____ Given text

In mid-2002, President Bush urged lenders to add 5.5 million minority homeowners by the end of the decade. In the years that followed, San Diego County neighborhoods with large minority populations would be hard-hit by foreclosures resulting from risky subprime loans.
Government-sponsored mortgage giants Fannie Mae and Freddie Mac ensured that funds were consistently available to lending institutions. Under pressure from the Bush administration, Fannie Mae and Freddie Mac increased their funding of mortgage loans to lower-income borrowers.
If government and lenders pushed hard for increased home ownership, it was with good intentions, said Dustin Hobbs, spokesman for the California Mortgage Bankers Association.
“You definitely had, for generations, presidents from both parties and congressmen from both sides really pushing home ownership, with Fannie and Freddie and every way they could, and with good reason,” Hobbs said. “It is the best way that individuals acquire wealth. There was a consensus from consumer groups to mortgage bankers to government that more needed to be done to create home ownership.”
Not everyone bought into the idea that owning is preferable to renting. Some contrarian economists held that people could build more wealth by renting and investing the money that would have gone into down payments and home maintenance.
They pointed out that home prices fluctuate. People who buy at the peak of a fevered market run the risk of losing wealth during a speculative price bubble.
“What is wrong with renting?” asked economist Christopher Thornberg of Beacon Economics. “I am so tired of hearing that owning a home is the height of being an American.”

________
____ Records provided

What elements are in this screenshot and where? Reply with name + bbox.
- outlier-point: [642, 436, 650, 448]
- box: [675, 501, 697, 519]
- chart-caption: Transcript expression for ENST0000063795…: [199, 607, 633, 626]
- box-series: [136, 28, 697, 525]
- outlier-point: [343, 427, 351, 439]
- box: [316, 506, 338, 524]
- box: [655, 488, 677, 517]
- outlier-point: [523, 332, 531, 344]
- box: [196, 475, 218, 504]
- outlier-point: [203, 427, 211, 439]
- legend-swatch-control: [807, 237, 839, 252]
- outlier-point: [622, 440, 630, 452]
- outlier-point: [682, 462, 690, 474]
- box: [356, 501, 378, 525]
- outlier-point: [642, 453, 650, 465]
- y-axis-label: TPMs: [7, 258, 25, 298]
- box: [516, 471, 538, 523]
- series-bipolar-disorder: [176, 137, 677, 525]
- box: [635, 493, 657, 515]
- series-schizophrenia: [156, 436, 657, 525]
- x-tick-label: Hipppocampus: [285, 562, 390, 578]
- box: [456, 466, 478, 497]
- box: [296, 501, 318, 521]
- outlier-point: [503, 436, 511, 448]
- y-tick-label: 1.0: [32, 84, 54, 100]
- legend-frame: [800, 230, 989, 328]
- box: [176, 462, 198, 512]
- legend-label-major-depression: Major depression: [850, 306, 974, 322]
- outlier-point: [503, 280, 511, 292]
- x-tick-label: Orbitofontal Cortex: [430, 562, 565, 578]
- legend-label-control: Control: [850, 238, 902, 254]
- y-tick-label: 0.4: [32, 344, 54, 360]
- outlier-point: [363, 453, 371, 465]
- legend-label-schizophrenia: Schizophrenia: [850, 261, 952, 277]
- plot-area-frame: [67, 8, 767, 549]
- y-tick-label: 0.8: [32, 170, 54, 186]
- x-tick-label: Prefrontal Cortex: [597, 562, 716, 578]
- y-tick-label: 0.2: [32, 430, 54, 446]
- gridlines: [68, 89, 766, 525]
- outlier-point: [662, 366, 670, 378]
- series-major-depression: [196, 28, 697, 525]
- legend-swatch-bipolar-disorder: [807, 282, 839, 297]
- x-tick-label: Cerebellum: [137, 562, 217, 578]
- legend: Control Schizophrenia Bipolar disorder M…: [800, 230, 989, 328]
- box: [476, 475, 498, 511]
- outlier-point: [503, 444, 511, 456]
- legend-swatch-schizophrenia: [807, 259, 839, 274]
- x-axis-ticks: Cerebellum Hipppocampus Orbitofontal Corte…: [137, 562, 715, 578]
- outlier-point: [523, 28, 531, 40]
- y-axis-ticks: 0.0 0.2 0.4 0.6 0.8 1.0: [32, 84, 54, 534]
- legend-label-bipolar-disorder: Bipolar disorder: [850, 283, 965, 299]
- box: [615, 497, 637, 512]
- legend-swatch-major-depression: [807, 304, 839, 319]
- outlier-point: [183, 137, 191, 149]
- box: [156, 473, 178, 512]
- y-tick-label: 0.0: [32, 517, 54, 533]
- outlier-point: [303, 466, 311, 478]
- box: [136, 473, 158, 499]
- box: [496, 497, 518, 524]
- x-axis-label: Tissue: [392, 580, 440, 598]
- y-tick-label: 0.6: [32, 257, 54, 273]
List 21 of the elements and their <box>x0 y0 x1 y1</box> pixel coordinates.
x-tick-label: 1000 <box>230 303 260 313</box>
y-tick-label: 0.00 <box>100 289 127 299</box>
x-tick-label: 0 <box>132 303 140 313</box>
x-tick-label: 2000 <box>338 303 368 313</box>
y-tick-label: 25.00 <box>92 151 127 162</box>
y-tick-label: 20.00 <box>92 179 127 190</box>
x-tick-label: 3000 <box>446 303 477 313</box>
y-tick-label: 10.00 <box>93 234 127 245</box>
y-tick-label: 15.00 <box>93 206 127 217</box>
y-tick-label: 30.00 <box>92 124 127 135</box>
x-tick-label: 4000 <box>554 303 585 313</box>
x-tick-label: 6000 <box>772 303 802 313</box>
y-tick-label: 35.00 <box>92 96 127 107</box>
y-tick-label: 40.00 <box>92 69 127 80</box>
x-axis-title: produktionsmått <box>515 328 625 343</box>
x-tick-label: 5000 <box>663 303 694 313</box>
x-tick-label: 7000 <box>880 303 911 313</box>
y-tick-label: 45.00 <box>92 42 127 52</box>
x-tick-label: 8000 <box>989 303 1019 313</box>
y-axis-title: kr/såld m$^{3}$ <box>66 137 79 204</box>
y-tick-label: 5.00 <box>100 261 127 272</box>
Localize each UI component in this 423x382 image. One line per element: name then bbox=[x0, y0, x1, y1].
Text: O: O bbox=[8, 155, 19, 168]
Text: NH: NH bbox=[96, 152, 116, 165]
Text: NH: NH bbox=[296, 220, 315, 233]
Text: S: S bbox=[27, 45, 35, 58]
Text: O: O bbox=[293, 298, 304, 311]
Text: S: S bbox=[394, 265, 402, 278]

________

● **Tasks and exercises**:
**a.** According to the passage on home ownership, how many minority homeowners did President Bush urge lenders to add by the end of the decade?
**b.** Carry on the passage on home ownership, starting after its final sentence.
The listing comes from a separate source and is unrelated to the passage on home ownership.

● **Answers provided**:
**a.** 5.5 million

**b.**
While government played a strong role in triggering the current credit crisis, others share the blame, said Alex J. Pollock, a resident fellow at the American Enterprise Institute, a research group in Washington, D.C. Real estate speculators and consumers were eager to take advantage of low interest rates.
One of the first national voices to warn that the rising home ownership rate was based on unsustainable debt was Nicolas P. Retsinas, the head of Harvard University's Joint Center for Housing Studies. Retsinas recalled that the marketing of risky loans to consumers was aggressive.
“At one point, there were 250,000 people working for mortgage brokerages in the U.S.,” he said. “Their compensation was based on transactions. And they were all selling. Were risks understated? Yes.”
Lenders were feeding Wall Street investors' growing appetite for securities backed by subprime loans.
Rob Katz, president of the Del Mar DataTrac software firm in San Diego, recalls meeting with his company president in 1999 when he was a technology officer at a mortgage firm in Northern California. Katz was told that the company was going to begin making loans for 107 percent of a home's value without verifying income. When Katz protested, he was assured that the loans would quickly be sold to mortgage investors, who would take the hit if they failed.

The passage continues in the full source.